▶ WRITTEN EXERCISE: Copy out the entries in full and with complete accuracy; pictures are excluded.

[Dataset entries]
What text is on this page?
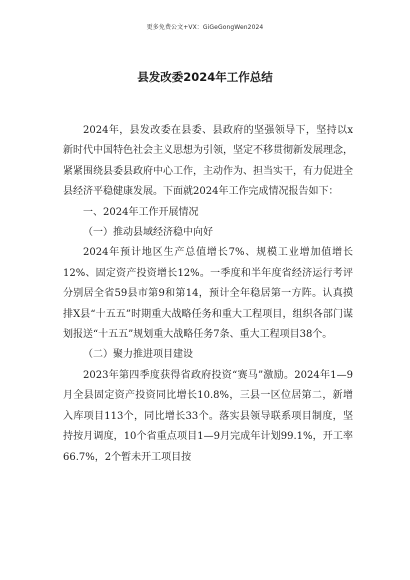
更多免费公文+VX：GiGeGongWen2024
县发改委2024年工作总结

2024年，县发改委在县委、县政府的坚强领导下，坚持以x新时代中国特色社会主义思想为引领，坚定不移贯彻新发展理念，紧紧围绕县委县政府中心工作，主动作为、担当实干，有力促进全县经济平稳健康发展。下面就2024年工作完成情况报告如下：

一、2024年工作开展情况

（一）推动县域经济稳中向好

2024年预计地区生产总值增长7%、规模工业增加值增长12%、固定资产投资增长12%。一季度和半年度省经济运行考评分别居全省59县市第9和第14，预计全年稳居第一方阵。认真摸排X县“十五五”时期重大战略任务和重大工程项目，组织各部门谋划报送“十五五”规划重大战略任务7条、重大工程项目38个。

（二）聚力推进项目建设

2023年第四季度获得省政府投资“赛马”激励。2024年1—9月全县固定资产投资同比增长10.8%，三县一区位居第二，新增入库项目113个，同比增长33个。落实县领导联系项目制度，坚持按月调度，10个省重点项目1—9月完成年计划99.1%，开工率66.7%，2个暂未开工项目按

▶ FULL OUTPUT:
What text is on this page?
更多免费公文+VX：GiGeGongWen2024
县发改委2024年工作总结

2024年，县发改委在县委、县政府的坚强领导下，坚持以x新时代中国特色社会主义思想为引领，坚定不移贯彻新发展理念，紧紧围绕县委县政府中心工作，主动作为、担当实干，有力促进全县经济平稳健康发展。下面就2024年工作完成情况报告如下：

一、2024年工作开展情况

（一）推动县域经济稳中向好

2024年预计地区生产总值增长7%、规模工业增加值增长12%、固定资产投资增长12%。一季度和半年度省经济运行考评分别居全省59县市第9和第14，预计全年稳居第一方阵。认真摸排X县“十五五”时期重大战略任务和重大工程项目，组织各部门谋划报送“十五五”规划重大战略任务7条、重大工程项目38个。

（二）聚力推进项目建设

2023年第四季度获得省政府投资“赛马”激励。2024年1—9月全县固定资产投资同比增长10.8%，三县一区位居第二，新增入库项目113个，同比增长33个。落实县领导联系项目制度，坚持按月调度，10个省重点项目1—9月完成年计划99.1%，开工率66.7%，2个暂未开工项目按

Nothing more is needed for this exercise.